___ Material supplied
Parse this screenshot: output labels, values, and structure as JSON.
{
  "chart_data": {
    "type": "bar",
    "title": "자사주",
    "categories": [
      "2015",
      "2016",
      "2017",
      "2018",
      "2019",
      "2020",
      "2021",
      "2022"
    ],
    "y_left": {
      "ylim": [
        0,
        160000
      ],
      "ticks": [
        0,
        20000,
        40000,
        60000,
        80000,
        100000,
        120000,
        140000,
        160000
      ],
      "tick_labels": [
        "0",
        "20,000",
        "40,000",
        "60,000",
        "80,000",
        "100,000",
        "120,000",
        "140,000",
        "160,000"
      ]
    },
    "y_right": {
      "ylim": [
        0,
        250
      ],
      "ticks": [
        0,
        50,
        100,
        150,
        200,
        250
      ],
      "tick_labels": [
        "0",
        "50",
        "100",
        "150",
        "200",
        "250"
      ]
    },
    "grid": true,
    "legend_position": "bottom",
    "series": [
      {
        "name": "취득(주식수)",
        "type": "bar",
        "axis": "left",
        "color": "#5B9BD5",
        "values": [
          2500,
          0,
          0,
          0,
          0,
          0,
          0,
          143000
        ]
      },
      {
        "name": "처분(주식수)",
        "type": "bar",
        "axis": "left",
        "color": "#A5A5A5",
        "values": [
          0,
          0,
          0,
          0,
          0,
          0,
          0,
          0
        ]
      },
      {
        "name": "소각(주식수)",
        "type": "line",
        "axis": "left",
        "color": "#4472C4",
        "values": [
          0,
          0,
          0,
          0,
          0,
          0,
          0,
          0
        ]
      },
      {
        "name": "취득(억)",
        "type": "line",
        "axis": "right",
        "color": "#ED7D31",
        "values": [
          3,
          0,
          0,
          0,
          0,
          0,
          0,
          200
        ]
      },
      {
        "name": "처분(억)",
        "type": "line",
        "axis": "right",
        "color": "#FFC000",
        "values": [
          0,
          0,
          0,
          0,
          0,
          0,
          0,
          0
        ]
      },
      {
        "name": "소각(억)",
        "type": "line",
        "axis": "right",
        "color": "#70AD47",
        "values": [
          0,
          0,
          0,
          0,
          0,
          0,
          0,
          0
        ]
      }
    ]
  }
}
______
[Exercise task] Within the listing above, copy each line that has the string "name".

[Task solution]
        "name": "취득(주식수)",
        "name": "처분(주식수)",
        "name": "소각(주식수)",
        "name": "취득(억)",
        "name": "처분(억)",
        "name": "소각(억)",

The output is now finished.